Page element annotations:
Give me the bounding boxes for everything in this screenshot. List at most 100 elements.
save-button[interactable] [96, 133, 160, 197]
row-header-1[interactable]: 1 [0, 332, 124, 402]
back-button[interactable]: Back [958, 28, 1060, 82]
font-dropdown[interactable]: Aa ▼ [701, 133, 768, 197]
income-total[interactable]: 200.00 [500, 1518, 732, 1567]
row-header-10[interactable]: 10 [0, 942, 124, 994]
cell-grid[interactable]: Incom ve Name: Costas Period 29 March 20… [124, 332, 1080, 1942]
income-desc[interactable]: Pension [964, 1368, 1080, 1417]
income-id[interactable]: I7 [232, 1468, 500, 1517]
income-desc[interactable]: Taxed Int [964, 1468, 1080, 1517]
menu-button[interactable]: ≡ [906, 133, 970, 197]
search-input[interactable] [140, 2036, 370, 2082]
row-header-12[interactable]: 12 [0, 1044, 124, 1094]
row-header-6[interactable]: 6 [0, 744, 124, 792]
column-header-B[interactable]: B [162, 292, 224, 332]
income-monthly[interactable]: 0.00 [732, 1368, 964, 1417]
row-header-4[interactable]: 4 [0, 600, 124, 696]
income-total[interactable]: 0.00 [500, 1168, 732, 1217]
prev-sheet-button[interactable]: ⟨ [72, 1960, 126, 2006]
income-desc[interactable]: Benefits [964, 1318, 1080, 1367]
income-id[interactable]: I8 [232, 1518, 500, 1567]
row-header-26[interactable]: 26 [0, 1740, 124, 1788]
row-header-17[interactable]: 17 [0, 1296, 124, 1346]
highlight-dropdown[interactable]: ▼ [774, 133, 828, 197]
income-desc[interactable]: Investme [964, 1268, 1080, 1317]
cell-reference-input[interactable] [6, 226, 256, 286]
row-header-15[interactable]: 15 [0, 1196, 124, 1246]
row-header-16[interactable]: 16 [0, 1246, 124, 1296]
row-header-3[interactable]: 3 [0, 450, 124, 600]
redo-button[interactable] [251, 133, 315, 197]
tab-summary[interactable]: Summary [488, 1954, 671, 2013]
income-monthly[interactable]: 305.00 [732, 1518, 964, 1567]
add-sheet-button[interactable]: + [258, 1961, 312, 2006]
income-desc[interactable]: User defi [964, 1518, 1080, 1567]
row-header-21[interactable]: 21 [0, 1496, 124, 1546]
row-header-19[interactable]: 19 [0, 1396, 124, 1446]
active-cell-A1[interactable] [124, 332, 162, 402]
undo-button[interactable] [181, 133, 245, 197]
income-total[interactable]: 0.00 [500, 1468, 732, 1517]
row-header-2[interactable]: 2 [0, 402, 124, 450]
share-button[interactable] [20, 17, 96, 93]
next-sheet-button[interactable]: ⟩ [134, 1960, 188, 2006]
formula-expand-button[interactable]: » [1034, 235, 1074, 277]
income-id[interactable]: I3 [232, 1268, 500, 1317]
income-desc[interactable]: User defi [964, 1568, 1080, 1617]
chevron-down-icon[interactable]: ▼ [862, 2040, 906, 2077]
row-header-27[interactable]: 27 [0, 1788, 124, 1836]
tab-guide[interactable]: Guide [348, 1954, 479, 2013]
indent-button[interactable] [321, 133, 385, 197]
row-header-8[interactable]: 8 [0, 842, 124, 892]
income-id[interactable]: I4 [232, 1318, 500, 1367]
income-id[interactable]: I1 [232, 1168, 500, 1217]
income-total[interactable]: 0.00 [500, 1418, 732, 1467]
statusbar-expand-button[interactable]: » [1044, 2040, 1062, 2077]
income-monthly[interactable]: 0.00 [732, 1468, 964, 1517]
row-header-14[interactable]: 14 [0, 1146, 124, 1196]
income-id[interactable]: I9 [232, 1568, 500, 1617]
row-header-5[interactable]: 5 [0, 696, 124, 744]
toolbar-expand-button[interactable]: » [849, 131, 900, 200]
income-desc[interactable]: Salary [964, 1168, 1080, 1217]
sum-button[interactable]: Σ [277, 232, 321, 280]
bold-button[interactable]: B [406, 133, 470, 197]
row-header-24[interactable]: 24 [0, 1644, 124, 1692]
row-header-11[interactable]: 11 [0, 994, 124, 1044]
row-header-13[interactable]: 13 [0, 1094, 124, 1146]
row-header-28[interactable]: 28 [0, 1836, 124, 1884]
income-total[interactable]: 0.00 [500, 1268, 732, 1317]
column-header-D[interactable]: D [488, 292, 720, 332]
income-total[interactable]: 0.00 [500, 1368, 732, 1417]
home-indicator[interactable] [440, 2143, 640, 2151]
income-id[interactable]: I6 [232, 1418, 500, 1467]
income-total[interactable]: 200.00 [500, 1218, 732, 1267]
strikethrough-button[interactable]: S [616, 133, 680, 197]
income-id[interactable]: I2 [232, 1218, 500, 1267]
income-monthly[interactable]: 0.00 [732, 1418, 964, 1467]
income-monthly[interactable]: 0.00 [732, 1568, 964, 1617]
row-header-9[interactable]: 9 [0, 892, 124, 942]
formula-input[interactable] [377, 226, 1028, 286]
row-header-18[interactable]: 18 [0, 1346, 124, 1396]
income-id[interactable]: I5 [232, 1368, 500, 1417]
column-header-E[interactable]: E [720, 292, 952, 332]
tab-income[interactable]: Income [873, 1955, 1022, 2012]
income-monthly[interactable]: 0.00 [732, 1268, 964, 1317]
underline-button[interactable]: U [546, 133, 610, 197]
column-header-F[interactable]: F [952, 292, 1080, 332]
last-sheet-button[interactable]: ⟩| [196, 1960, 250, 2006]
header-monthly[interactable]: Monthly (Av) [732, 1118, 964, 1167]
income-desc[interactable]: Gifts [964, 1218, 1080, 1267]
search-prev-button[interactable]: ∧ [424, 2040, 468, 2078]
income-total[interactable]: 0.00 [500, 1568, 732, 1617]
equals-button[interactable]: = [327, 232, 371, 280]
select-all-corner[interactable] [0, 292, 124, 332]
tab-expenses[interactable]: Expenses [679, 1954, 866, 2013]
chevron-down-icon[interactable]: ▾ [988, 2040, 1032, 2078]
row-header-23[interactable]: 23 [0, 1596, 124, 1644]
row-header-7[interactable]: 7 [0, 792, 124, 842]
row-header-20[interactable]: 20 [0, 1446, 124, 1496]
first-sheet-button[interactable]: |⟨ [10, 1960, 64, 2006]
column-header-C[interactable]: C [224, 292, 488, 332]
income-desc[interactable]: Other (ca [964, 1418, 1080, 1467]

Your objective: Reproduce the entire listing above verbatim, line for line.

Correct response:
Give me the bounding boxes for everything in this screenshot. List at most 100 elements.
save-button[interactable] [96, 133, 160, 197]
row-header-1[interactable]: 1 [0, 332, 124, 402]
back-button[interactable]: Back [958, 28, 1060, 82]
font-dropdown[interactable]: Aa ▼ [701, 133, 768, 197]
income-total[interactable]: 200.00 [500, 1518, 732, 1567]
row-header-10[interactable]: 10 [0, 942, 124, 994]
cell-grid[interactable]: Incom ve Name: Costas Period 29 March 20… [124, 332, 1080, 1942]
income-desc[interactable]: Pension [964, 1368, 1080, 1417]
income-id[interactable]: I7 [232, 1468, 500, 1517]
income-desc[interactable]: Taxed Int [964, 1468, 1080, 1517]
menu-button[interactable]: ≡ [906, 133, 970, 197]
search-input[interactable] [140, 2036, 370, 2082]
row-header-12[interactable]: 12 [0, 1044, 124, 1094]
row-header-6[interactable]: 6 [0, 744, 124, 792]
column-header-B[interactable]: B [162, 292, 224, 332]
income-monthly[interactable]: 0.00 [732, 1368, 964, 1417]
row-header-4[interactable]: 4 [0, 600, 124, 696]
income-total[interactable]: 0.00 [500, 1168, 732, 1217]
prev-sheet-button[interactable]: ⟨ [72, 1960, 126, 2006]
income-desc[interactable]: Benefits [964, 1318, 1080, 1367]
income-id[interactable]: I8 [232, 1518, 500, 1567]
row-header-26[interactable]: 26 [0, 1740, 124, 1788]
row-header-17[interactable]: 17 [0, 1296, 124, 1346]
highlight-dropdown[interactable]: ▼ [774, 133, 828, 197]
income-desc[interactable]: Investme [964, 1268, 1080, 1317]
cell-reference-input[interactable] [6, 226, 256, 286]
row-header-15[interactable]: 15 [0, 1196, 124, 1246]
row-header-16[interactable]: 16 [0, 1246, 124, 1296]
row-header-3[interactable]: 3 [0, 450, 124, 600]
redo-button[interactable] [251, 133, 315, 197]
tab-summary[interactable]: Summary [488, 1954, 671, 2013]
income-monthly[interactable]: 305.00 [732, 1518, 964, 1567]
add-sheet-button[interactable]: + [258, 1961, 312, 2006]
income-desc[interactable]: User defi [964, 1518, 1080, 1567]
row-header-21[interactable]: 21 [0, 1496, 124, 1546]
row-header-19[interactable]: 19 [0, 1396, 124, 1446]
active-cell-A1[interactable] [124, 332, 162, 402]
undo-button[interactable] [181, 133, 245, 197]
income-total[interactable]: 0.00 [500, 1468, 732, 1517]
row-header-2[interactable]: 2 [0, 402, 124, 450]
share-button[interactable] [20, 17, 96, 93]
next-sheet-button[interactable]: ⟩ [134, 1960, 188, 2006]
formula-expand-button[interactable]: » [1034, 235, 1074, 277]
income-id[interactable]: I3 [232, 1268, 500, 1317]
income-desc[interactable]: User defi [964, 1568, 1080, 1617]
chevron-down-icon[interactable]: ▼ [862, 2040, 906, 2077]
row-header-27[interactable]: 27 [0, 1788, 124, 1836]
tab-guide[interactable]: Guide [348, 1954, 479, 2013]
indent-button[interactable] [321, 133, 385, 197]
row-header-8[interactable]: 8 [0, 842, 124, 892]
income-id[interactable]: I4 [232, 1318, 500, 1367]
income-id[interactable]: I1 [232, 1168, 500, 1217]
income-total[interactable]: 0.00 [500, 1418, 732, 1467]
statusbar-expand-button[interactable]: » [1044, 2040, 1062, 2077]
income-monthly[interactable]: 0.00 [732, 1468, 964, 1517]
row-header-14[interactable]: 14 [0, 1146, 124, 1196]
income-id[interactable]: I9 [232, 1568, 500, 1617]
row-header-5[interactable]: 5 [0, 696, 124, 744]
toolbar-expand-button[interactable]: » [849, 131, 900, 200]
income-desc[interactable]: Salary [964, 1168, 1080, 1217]
sum-button[interactable]: Σ [277, 232, 321, 280]
bold-button[interactable]: B [406, 133, 470, 197]
row-header-24[interactable]: 24 [0, 1644, 124, 1692]
row-header-11[interactable]: 11 [0, 994, 124, 1044]
row-header-13[interactable]: 13 [0, 1094, 124, 1146]
row-header-28[interactable]: 28 [0, 1836, 124, 1884]
income-total[interactable]: 0.00 [500, 1268, 732, 1317]
column-header-D[interactable]: D [488, 292, 720, 332]
income-total[interactable]: 0.00 [500, 1368, 732, 1417]
home-indicator[interactable] [440, 2143, 640, 2151]
income-id[interactable]: I6 [232, 1418, 500, 1467]
income-total[interactable]: 200.00 [500, 1218, 732, 1267]
strikethrough-button[interactable]: S [616, 133, 680, 197]
income-id[interactable]: I2 [232, 1218, 500, 1267]
income-monthly[interactable]: 0.00 [732, 1418, 964, 1467]
income-monthly[interactable]: 0.00 [732, 1568, 964, 1617]
row-header-9[interactable]: 9 [0, 892, 124, 942]
formula-input[interactable] [377, 226, 1028, 286]
row-header-18[interactable]: 18 [0, 1346, 124, 1396]
income-id[interactable]: I5 [232, 1368, 500, 1417]
column-header-E[interactable]: E [720, 292, 952, 332]
tab-income[interactable]: Income [873, 1955, 1022, 2012]
income-monthly[interactable]: 0.00 [732, 1268, 964, 1317]
underline-button[interactable]: U [546, 133, 610, 197]
column-header-F[interactable]: F [952, 292, 1080, 332]
last-sheet-button[interactable]: ⟩| [196, 1960, 250, 2006]
header-monthly[interactable]: Monthly (Av) [732, 1118, 964, 1167]
income-desc[interactable]: Gifts [964, 1218, 1080, 1267]
search-prev-button[interactable]: ∧ [424, 2040, 468, 2078]
income-total[interactable]: 0.00 [500, 1568, 732, 1617]
equals-button[interactable]: = [327, 232, 371, 280]
select-all-corner[interactable] [0, 292, 124, 332]
tab-expenses[interactable]: Expenses [679, 1954, 866, 2013]
chevron-down-icon[interactable]: ▾ [988, 2040, 1032, 2078]
row-header-23[interactable]: 23 [0, 1596, 124, 1644]
row-header-7[interactable]: 7 [0, 792, 124, 842]
row-header-20[interactable]: 20 [0, 1446, 124, 1496]
first-sheet-button[interactable]: |⟨ [10, 1960, 64, 2006]
column-header-C[interactable]: C [224, 292, 488, 332]
income-desc[interactable]: Other (ca [964, 1418, 1080, 1467]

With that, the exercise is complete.